### [Data for this exercise]

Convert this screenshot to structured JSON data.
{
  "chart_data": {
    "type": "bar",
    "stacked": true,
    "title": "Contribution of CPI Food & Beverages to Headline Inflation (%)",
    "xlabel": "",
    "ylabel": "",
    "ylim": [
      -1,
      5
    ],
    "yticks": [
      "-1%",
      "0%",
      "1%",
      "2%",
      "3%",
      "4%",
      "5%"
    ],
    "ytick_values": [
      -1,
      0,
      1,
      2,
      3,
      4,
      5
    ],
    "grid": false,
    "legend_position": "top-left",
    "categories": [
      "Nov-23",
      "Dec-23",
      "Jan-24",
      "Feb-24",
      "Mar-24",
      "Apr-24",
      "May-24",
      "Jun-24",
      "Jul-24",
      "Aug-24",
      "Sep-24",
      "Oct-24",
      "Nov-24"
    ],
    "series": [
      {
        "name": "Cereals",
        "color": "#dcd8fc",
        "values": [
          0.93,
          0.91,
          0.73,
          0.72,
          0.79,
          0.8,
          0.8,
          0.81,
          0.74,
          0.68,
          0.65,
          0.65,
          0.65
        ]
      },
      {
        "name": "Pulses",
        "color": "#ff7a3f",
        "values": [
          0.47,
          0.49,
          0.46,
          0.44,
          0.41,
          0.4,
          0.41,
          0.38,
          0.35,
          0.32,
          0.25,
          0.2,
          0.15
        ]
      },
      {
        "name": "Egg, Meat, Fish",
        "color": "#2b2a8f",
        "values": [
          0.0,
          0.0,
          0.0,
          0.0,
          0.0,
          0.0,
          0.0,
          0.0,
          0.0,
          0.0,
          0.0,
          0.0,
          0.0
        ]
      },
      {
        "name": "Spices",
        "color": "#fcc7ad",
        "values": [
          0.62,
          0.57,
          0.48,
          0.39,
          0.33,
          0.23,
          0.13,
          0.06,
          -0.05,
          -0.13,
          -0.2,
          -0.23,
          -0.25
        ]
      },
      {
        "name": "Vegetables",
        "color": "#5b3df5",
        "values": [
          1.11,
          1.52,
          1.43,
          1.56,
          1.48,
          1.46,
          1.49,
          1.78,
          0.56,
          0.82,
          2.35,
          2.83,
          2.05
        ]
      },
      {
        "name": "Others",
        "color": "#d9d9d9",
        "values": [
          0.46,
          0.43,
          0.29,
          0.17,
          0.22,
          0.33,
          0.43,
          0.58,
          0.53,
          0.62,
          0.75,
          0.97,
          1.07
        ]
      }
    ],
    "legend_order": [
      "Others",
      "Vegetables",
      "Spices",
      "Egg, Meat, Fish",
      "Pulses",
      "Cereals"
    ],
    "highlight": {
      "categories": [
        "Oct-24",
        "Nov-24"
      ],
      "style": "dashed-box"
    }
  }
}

### [Task brief]
Each entry above is to be printed again exactly.

### [Solution to the exercise]
Convert this screenshot to structured JSON data.
{
  "chart_data": {
    "type": "bar",
    "stacked": true,
    "title": "Contribution of CPI Food & Beverages to Headline Inflation (%)",
    "xlabel": "",
    "ylabel": "",
    "ylim": [
      -1,
      5
    ],
    "yticks": [
      "-1%",
      "0%",
      "1%",
      "2%",
      "3%",
      "4%",
      "5%"
    ],
    "ytick_values": [
      -1,
      0,
      1,
      2,
      3,
      4,
      5
    ],
    "grid": false,
    "legend_position": "top-left",
    "categories": [
      "Nov-23",
      "Dec-23",
      "Jan-24",
      "Feb-24",
      "Mar-24",
      "Apr-24",
      "May-24",
      "Jun-24",
      "Jul-24",
      "Aug-24",
      "Sep-24",
      "Oct-24",
      "Nov-24"
    ],
    "series": [
      {
        "name": "Cereals",
        "color": "#dcd8fc",
        "values": [
          0.93,
          0.91,
          0.73,
          0.72,
          0.79,
          0.8,
          0.8,
          0.81,
          0.74,
          0.68,
          0.65,
          0.65,
          0.65
        ]
      },
      {
        "name": "Pulses",
        "color": "#ff7a3f",
        "values": [
          0.47,
          0.49,
          0.46,
          0.44,
          0.41,
          0.4,
          0.41,
          0.38,
          0.35,
          0.32,
          0.25,
          0.2,
          0.15
        ]
      },
      {
        "name": "Egg, Meat, Fish",
        "color": "#2b2a8f",
        "values": [
          0.0,
          0.0,
          0.0,
          0.0,
          0.0,
          0.0,
          0.0,
          0.0,
          0.0,
          0.0,
          0.0,
          0.0,
          0.0
        ]
      },
      {
        "name": "Spices",
        "color": "#fcc7ad",
        "values": [
          0.62,
          0.57,
          0.48,
          0.39,
          0.33,
          0.23,
          0.13,
          0.06,
          -0.05,
          -0.13,
          -0.2,
          -0.23,
          -0.25
        ]
      },
      {
        "name": "Vegetables",
        "color": "#5b3df5",
        "values": [
          1.11,
          1.52,
          1.43,
          1.56,
          1.48,
          1.46,
          1.49,
          1.78,
          0.56,
          0.82,
          2.35,
          2.83,
          2.05
        ]
      },
      {
        "name": "Others",
        "color": "#d9d9d9",
        "values": [
          0.46,
          0.43,
          0.29,
          0.17,
          0.22,
          0.33,
          0.43,
          0.58,
          0.53,
          0.62,
          0.75,
          0.97,
          1.07
        ]
      }
    ],
    "legend_order": [
      "Others",
      "Vegetables",
      "Spices",
      "Egg, Meat, Fish",
      "Pulses",
      "Cereals"
    ],
    "highlight": {
      "categories": [
        "Oct-24",
        "Nov-24"
      ],
      "style": "dashed-box"
    }
  }
}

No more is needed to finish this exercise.